TO DO: Lines holding the string "OBCINA" are the ones to copy; find them all in the data.

(Dataset records)
===

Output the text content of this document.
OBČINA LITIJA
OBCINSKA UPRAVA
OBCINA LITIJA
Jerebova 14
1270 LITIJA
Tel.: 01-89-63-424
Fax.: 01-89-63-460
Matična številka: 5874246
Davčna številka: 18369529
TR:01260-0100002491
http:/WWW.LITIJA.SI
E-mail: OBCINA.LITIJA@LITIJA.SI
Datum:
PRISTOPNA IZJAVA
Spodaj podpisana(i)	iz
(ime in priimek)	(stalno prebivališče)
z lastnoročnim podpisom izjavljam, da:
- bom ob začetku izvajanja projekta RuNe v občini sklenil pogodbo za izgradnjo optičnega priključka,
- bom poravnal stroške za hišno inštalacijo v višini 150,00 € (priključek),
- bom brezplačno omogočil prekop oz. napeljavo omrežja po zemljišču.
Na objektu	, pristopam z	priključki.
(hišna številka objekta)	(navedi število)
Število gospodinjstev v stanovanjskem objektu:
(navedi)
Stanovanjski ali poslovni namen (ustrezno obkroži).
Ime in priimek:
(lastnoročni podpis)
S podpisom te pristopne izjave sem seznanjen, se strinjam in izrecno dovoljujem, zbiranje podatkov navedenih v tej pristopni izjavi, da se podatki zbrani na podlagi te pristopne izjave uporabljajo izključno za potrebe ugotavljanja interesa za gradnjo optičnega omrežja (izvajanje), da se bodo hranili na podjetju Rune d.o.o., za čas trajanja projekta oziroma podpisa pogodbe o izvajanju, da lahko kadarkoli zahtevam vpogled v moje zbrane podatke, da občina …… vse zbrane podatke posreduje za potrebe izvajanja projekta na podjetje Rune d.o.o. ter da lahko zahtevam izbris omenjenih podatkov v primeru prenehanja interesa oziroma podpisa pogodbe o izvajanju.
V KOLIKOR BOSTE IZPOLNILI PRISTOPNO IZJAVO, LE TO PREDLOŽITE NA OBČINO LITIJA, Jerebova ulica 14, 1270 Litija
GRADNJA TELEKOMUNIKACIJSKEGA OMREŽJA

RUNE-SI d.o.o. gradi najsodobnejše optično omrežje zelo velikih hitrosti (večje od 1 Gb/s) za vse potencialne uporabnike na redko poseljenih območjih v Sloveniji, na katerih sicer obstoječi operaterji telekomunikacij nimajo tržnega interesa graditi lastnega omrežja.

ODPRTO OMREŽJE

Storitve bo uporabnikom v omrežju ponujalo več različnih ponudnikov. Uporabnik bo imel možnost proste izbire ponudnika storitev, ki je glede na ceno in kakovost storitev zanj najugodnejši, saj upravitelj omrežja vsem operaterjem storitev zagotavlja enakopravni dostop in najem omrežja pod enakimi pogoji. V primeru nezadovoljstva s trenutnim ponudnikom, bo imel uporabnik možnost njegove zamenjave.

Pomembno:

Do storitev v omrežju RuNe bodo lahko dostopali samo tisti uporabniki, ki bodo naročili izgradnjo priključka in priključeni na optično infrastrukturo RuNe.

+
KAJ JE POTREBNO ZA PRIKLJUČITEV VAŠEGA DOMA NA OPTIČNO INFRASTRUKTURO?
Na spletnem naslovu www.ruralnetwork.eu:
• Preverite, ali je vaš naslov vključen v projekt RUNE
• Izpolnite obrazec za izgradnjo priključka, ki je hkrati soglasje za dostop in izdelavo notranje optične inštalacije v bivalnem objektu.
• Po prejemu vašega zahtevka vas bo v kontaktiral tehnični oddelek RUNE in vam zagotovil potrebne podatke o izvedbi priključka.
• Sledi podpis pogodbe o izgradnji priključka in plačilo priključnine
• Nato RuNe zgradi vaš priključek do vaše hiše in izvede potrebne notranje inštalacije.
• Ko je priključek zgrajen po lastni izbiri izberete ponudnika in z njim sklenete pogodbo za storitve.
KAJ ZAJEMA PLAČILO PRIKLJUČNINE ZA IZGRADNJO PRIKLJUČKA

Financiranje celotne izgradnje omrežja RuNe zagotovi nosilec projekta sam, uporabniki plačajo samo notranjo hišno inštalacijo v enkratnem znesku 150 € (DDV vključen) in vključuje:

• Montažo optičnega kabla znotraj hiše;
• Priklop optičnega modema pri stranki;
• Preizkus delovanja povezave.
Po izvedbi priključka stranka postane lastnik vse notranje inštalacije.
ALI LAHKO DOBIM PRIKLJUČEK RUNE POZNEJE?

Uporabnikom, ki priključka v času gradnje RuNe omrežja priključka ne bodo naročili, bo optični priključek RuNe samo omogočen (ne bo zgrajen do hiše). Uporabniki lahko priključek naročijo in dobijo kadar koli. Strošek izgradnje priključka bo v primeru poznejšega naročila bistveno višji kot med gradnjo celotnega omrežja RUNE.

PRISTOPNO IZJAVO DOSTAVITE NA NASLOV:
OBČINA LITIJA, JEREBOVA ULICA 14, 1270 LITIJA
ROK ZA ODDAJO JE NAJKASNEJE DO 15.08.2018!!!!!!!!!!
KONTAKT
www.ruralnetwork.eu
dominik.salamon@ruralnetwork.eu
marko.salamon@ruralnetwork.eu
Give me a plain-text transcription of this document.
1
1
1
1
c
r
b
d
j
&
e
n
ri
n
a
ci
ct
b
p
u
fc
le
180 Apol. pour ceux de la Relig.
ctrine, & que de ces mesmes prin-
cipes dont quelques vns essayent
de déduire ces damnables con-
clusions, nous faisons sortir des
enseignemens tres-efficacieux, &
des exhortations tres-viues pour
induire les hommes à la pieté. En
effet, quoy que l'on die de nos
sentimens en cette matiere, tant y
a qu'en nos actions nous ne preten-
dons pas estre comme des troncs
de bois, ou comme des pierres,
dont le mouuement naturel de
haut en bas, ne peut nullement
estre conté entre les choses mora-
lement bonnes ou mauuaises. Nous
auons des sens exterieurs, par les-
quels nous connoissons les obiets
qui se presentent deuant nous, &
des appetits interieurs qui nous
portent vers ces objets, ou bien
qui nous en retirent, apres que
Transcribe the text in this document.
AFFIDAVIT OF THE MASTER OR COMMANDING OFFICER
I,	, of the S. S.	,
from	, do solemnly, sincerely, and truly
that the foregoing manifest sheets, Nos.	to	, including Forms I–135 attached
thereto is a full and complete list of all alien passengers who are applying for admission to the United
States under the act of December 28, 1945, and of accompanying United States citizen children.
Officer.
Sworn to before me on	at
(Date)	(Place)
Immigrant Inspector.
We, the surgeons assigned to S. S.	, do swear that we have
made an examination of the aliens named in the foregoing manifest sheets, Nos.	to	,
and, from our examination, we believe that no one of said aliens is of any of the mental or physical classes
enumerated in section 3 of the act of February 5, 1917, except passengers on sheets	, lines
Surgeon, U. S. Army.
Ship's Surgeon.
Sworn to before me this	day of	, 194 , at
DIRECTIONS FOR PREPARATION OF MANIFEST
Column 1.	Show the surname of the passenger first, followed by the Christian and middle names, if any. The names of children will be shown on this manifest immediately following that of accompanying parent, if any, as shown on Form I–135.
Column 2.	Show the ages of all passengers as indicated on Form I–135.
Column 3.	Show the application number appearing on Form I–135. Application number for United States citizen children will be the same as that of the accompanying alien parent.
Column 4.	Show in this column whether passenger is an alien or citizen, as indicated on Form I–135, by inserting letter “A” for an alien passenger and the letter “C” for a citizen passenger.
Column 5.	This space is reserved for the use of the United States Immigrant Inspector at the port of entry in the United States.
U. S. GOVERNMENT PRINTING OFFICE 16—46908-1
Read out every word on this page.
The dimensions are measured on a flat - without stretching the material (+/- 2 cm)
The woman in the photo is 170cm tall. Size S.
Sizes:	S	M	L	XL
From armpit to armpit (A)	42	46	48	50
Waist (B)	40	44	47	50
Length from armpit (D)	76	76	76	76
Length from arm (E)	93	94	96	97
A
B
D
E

===

COMPLETE OUTPUT:
OBCINA LITIJA
E-mail: OBCINA.LITIJA@LITIJA.SI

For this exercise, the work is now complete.